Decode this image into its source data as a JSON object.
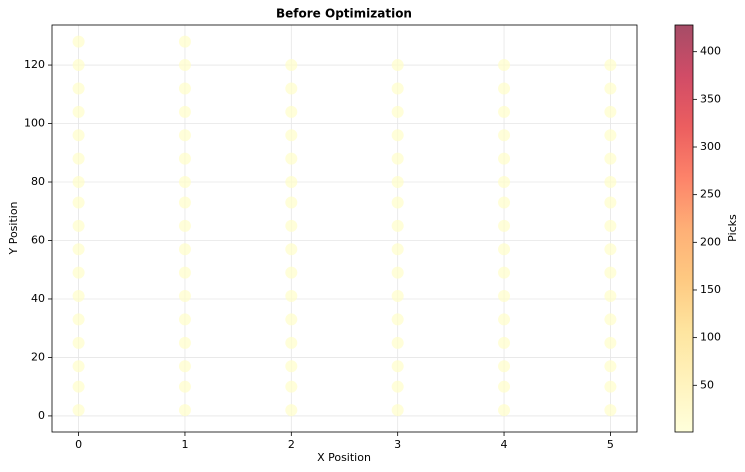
{
  "chart_data": {
    "type": "scatter",
    "title": "Before Optimization",
    "x_label": "X Position",
    "y_label": "Y Position",
    "colorbar_label": "Picks",
    "colormap": "YlOrRd",
    "alpha": 0.7,
    "grid": true,
    "x": [
      0,
      0,
      0,
      0,
      0,
      0,
      0,
      0,
      0,
      0,
      0,
      0,
      0,
      0,
      0,
      0,
      0,
      1,
      1,
      1,
      1,
      1,
      1,
      1,
      1,
      1,
      1,
      1,
      1,
      1,
      1,
      1,
      1,
      1,
      2,
      2,
      2,
      2,
      2,
      2,
      2,
      2,
      2,
      2,
      2,
      2,
      2,
      2,
      2,
      2,
      3,
      3,
      3,
      3,
      3,
      3,
      3,
      3,
      3,
      3,
      3,
      3,
      3,
      3,
      3,
      3,
      4,
      4,
      4,
      4,
      4,
      4,
      4,
      4,
      4,
      4,
      4,
      4,
      4,
      4,
      4,
      4,
      5,
      5,
      5,
      5,
      5,
      5,
      5,
      5,
      5,
      5,
      5,
      5,
      5,
      5,
      5,
      5
    ],
    "y": [
      2,
      10,
      17,
      25,
      33,
      41,
      49,
      57,
      65,
      73,
      80,
      88,
      96,
      104,
      112,
      120,
      128,
      2,
      10,
      17,
      25,
      33,
      41,
      49,
      57,
      65,
      73,
      80,
      88,
      96,
      104,
      112,
      120,
      128,
      2,
      10,
      17,
      25,
      33,
      41,
      49,
      57,
      65,
      73,
      80,
      88,
      96,
      104,
      112,
      120,
      2,
      10,
      17,
      25,
      33,
      41,
      49,
      57,
      65,
      73,
      80,
      88,
      96,
      104,
      112,
      120,
      2,
      10,
      17,
      25,
      33,
      41,
      49,
      57,
      65,
      73,
      80,
      88,
      96,
      104,
      112,
      120,
      2,
      10,
      17,
      25,
      33,
      41,
      49,
      57,
      65,
      73,
      80,
      88,
      96,
      104,
      112,
      120
    ],
    "c": [
      5,
      5,
      5,
      5,
      5,
      5,
      5,
      5,
      5,
      5,
      5,
      5,
      5,
      5,
      5,
      5,
      5,
      5,
      5,
      5,
      5,
      5,
      5,
      5,
      5,
      5,
      5,
      5,
      5,
      5,
      5,
      5,
      5,
      5,
      5,
      5,
      5,
      5,
      5,
      5,
      5,
      5,
      5,
      5,
      5,
      5,
      5,
      5,
      5,
      5,
      5,
      5,
      5,
      5,
      5,
      5,
      5,
      5,
      5,
      5,
      5,
      5,
      5,
      5,
      5,
      5,
      5,
      5,
      5,
      5,
      5,
      5,
      5,
      5,
      5,
      5,
      5,
      5,
      5,
      5,
      5,
      5,
      5,
      5,
      5,
      5,
      5,
      5,
      5,
      5,
      5,
      5,
      5,
      5,
      5,
      5,
      5,
      5
    ],
    "xlim": [
      -0.25,
      5.25
    ],
    "xticks": [
      0,
      1,
      2,
      3,
      4,
      5
    ],
    "ylim": [
      -5.5,
      133.7
    ],
    "yticks": [
      0,
      20,
      40,
      60,
      80,
      100,
      120
    ],
    "clim": [
      1,
      428
    ],
    "cticks": [
      50,
      100,
      150,
      200,
      250,
      300,
      350,
      400
    ]
  }
}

════════════════════

PROBLEM: Quote the records above exactly, leaving out any pictures.

EXERCISE ANSWER:
Decode this image into its source data as a JSON object.
{
  "chart_data": {
    "type": "scatter",
    "title": "Before Optimization",
    "x_label": "X Position",
    "y_label": "Y Position",
    "colorbar_label": "Picks",
    "colormap": "YlOrRd",
    "alpha": 0.7,
    "grid": true,
    "x": [
      0,
      0,
      0,
      0,
      0,
      0,
      0,
      0,
      0,
      0,
      0,
      0,
      0,
      0,
      0,
      0,
      0,
      1,
      1,
      1,
      1,
      1,
      1,
      1,
      1,
      1,
      1,
      1,
      1,
      1,
      1,
      1,
      1,
      1,
      2,
      2,
      2,
      2,
      2,
      2,
      2,
      2,
      2,
      2,
      2,
      2,
      2,
      2,
      2,
      2,
      3,
      3,
      3,
      3,
      3,
      3,
      3,
      3,
      3,
      3,
      3,
      3,
      3,
      3,
      3,
      3,
      4,
      4,
      4,
      4,
      4,
      4,
      4,
      4,
      4,
      4,
      4,
      4,
      4,
      4,
      4,
      4,
      5,
      5,
      5,
      5,
      5,
      5,
      5,
      5,
      5,
      5,
      5,
      5,
      5,
      5,
      5,
      5
    ],
    "y": [
      2,
      10,
      17,
      25,
      33,
      41,
      49,
      57,
      65,
      73,
      80,
      88,
      96,
      104,
      112,
      120,
      128,
      2,
      10,
      17,
      25,
      33,
      41,
      49,
      57,
      65,
      73,
      80,
      88,
      96,
      104,
      112,
      120,
      128,
      2,
      10,
      17,
      25,
      33,
      41,
      49,
      57,
      65,
      73,
      80,
      88,
      96,
      104,
      112,
      120,
      2,
      10,
      17,
      25,
      33,
      41,
      49,
      57,
      65,
      73,
      80,
      88,
      96,
      104,
      112,
      120,
      2,
      10,
      17,
      25,
      33,
      41,
      49,
      57,
      65,
      73,
      80,
      88,
      96,
      104,
      112,
      120,
      2,
      10,
      17,
      25,
      33,
      41,
      49,
      57,
      65,
      73,
      80,
      88,
      96,
      104,
      112,
      120
    ],
    "c": [
      5,
      5,
      5,
      5,
      5,
      5,
      5,
      5,
      5,
      5,
      5,
      5,
      5,
      5,
      5,
      5,
      5,
      5,
      5,
      5,
      5,
      5,
      5,
      5,
      5,
      5,
      5,
      5,
      5,
      5,
      5,
      5,
      5,
      5,
      5,
      5,
      5,
      5,
      5,
      5,
      5,
      5,
      5,
      5,
      5,
      5,
      5,
      5,
      5,
      5,
      5,
      5,
      5,
      5,
      5,
      5,
      5,
      5,
      5,
      5,
      5,
      5,
      5,
      5,
      5,
      5,
      5,
      5,
      5,
      5,
      5,
      5,
      5,
      5,
      5,
      5,
      5,
      5,
      5,
      5,
      5,
      5,
      5,
      5,
      5,
      5,
      5,
      5,
      5,
      5,
      5,
      5,
      5,
      5,
      5,
      5,
      5,
      5
    ],
    "xlim": [
      -0.25,
      5.25
    ],
    "xticks": [
      0,
      1,
      2,
      3,
      4,
      5
    ],
    "ylim": [
      -5.5,
      133.7
    ],
    "yticks": [
      0,
      20,
      40,
      60,
      80,
      100,
      120
    ],
    "clim": [
      1,
      428
    ],
    "cticks": [
      50,
      100,
      150,
      200,
      250,
      300,
      350,
      400
    ]
  }
}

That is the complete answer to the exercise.